■ **GIVEN DATA**
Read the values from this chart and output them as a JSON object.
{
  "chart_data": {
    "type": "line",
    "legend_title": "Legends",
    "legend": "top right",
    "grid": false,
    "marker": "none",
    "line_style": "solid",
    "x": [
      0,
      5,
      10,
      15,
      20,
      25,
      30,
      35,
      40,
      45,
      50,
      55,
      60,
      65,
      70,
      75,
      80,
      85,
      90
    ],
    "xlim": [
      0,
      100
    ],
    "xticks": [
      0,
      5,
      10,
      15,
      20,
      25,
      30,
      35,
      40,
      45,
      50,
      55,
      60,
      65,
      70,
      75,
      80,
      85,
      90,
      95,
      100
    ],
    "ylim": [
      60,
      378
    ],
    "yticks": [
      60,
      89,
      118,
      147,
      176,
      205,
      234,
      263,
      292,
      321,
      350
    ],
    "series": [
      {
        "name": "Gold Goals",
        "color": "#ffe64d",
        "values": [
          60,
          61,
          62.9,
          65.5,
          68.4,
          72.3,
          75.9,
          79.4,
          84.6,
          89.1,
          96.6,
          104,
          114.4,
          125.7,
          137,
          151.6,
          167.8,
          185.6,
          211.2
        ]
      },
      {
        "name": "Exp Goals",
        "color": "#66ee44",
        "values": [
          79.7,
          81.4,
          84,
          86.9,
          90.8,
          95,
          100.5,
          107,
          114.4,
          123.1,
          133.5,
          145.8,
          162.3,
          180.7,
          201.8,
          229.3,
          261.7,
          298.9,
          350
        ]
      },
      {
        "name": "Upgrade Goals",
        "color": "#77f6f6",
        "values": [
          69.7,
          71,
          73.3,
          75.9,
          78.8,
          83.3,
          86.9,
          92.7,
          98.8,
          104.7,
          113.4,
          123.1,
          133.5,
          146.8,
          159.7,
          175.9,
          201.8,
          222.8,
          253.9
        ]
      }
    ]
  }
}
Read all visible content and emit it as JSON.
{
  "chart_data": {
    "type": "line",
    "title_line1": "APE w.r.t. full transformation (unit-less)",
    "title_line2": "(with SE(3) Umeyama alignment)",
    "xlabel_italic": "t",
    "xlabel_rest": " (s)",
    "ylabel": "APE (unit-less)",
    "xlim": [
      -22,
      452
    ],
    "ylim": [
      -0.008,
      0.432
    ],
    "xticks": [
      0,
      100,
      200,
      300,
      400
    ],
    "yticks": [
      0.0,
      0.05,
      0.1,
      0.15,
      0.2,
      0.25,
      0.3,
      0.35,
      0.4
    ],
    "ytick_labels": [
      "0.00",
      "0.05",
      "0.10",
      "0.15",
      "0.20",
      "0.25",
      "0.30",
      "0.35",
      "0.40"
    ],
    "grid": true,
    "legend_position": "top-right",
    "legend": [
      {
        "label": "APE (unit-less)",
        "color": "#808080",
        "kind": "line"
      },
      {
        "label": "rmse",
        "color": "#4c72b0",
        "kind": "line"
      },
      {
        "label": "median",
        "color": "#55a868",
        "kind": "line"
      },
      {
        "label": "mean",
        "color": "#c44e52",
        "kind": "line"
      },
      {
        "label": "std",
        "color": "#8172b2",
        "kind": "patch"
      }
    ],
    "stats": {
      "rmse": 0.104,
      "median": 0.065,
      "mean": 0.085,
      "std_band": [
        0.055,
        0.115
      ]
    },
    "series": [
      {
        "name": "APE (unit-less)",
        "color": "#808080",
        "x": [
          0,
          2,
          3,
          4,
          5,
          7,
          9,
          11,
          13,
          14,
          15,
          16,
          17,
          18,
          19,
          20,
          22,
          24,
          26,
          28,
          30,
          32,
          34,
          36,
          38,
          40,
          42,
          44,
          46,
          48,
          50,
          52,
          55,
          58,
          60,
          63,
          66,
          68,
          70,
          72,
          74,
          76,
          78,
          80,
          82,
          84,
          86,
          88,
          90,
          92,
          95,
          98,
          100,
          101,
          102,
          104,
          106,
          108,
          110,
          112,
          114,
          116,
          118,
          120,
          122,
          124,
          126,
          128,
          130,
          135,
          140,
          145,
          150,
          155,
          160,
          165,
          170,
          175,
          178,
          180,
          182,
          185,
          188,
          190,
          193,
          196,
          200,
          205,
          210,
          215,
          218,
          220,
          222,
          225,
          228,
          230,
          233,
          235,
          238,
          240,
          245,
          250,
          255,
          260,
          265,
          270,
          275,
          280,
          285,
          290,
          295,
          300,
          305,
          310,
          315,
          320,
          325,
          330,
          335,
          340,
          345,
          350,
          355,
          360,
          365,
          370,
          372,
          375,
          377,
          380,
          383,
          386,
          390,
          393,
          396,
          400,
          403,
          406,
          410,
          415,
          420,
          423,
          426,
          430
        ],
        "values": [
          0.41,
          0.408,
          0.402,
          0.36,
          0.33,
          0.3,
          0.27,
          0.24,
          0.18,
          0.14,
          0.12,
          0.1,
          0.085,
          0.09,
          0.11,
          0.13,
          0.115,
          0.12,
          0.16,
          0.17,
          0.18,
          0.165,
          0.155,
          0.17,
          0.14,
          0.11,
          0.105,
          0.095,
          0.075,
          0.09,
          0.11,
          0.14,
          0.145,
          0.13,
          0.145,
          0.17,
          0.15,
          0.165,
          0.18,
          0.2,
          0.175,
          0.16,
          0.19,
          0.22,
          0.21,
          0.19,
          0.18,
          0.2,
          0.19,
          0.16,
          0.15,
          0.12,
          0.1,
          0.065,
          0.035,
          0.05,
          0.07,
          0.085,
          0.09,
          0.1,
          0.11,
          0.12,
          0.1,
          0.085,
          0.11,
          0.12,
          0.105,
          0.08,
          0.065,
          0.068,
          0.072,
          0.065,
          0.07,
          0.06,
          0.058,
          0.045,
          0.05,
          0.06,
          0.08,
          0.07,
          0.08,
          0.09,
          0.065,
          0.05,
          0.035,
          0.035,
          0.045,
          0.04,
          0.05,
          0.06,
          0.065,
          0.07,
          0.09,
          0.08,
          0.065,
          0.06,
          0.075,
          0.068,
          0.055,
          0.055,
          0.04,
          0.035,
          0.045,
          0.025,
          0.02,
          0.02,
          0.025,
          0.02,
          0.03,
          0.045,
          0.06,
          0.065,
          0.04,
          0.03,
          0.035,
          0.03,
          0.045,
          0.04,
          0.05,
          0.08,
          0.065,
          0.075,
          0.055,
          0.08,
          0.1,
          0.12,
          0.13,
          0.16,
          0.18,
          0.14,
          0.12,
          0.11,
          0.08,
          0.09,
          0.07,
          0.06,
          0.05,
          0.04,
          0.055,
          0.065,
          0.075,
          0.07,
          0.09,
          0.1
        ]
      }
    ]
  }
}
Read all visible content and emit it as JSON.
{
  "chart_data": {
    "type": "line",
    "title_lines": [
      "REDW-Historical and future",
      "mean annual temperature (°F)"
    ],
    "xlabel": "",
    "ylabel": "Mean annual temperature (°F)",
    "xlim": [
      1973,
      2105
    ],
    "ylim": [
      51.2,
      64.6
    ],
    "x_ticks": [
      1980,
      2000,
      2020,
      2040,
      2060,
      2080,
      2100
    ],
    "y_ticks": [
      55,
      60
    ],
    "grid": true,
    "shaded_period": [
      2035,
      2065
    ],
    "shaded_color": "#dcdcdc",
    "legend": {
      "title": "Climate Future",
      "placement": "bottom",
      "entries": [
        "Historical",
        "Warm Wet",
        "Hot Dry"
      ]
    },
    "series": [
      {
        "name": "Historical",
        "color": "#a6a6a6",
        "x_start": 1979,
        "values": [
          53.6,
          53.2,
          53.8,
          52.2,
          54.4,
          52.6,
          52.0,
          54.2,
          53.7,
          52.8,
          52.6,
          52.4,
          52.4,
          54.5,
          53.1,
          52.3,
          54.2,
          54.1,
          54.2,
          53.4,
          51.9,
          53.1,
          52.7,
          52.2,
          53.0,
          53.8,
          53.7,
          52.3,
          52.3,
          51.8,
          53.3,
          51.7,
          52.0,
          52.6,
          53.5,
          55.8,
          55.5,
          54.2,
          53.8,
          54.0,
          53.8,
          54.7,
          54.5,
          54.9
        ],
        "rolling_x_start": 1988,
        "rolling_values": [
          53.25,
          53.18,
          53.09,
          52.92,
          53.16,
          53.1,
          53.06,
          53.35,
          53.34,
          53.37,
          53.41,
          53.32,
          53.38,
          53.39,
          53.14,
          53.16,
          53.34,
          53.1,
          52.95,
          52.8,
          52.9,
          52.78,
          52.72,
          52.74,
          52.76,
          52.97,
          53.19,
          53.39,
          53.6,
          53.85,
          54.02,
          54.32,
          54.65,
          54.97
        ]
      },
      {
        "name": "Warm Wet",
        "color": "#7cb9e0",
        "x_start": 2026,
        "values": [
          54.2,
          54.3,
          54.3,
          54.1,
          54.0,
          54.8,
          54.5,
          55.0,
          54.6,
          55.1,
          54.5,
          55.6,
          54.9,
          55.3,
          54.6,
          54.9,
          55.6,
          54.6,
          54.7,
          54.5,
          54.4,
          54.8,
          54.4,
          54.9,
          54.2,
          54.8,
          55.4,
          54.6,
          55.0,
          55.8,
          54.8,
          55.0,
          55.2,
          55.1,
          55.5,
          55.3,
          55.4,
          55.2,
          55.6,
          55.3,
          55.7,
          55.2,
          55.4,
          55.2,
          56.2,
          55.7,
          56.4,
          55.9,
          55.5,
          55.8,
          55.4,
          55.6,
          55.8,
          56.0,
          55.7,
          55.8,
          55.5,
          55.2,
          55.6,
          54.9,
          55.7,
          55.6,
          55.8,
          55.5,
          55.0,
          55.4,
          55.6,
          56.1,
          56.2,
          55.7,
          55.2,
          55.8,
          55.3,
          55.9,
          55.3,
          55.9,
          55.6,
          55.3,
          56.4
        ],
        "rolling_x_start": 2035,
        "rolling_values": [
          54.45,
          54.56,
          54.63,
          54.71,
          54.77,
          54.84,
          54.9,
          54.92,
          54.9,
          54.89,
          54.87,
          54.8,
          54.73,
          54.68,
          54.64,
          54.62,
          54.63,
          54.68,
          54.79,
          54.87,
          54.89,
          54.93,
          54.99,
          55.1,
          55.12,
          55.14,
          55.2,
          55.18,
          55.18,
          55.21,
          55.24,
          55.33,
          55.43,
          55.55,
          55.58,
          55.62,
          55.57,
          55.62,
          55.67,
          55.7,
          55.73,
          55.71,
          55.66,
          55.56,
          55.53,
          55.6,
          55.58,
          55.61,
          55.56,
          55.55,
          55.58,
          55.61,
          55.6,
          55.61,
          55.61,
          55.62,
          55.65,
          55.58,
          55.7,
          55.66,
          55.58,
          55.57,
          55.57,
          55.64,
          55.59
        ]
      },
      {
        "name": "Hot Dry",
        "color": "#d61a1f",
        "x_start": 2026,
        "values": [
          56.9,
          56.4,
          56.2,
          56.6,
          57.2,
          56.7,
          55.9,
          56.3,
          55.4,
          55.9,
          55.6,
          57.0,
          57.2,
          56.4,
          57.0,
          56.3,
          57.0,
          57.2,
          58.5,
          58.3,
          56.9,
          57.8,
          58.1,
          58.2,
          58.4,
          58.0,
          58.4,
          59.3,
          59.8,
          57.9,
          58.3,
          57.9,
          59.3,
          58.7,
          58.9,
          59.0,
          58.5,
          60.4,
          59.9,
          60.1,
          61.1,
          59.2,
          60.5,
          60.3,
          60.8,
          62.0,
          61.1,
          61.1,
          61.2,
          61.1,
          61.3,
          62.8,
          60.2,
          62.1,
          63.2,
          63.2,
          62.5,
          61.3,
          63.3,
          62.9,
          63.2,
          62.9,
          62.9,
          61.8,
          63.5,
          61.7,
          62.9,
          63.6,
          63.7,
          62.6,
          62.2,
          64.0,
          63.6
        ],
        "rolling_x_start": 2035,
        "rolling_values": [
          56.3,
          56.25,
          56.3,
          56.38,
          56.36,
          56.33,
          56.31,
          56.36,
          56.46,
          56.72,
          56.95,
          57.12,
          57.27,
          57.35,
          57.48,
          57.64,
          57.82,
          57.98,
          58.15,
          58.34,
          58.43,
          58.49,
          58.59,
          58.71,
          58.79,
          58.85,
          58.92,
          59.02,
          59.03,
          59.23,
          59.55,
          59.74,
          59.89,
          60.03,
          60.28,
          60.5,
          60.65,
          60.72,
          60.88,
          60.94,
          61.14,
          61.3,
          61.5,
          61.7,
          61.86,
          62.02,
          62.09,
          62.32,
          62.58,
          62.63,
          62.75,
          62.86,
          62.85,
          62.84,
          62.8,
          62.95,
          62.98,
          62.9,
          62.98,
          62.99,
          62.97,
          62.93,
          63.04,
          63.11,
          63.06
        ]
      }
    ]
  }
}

■ **WHAT IS ASKED**
Show each line of the listing that holds the string "annual".

■ **RESPONSE FOR THIS EXERCISE**
      "mean annual temperature (°F)"
    "ylabel": "Mean annual temperature (°F)",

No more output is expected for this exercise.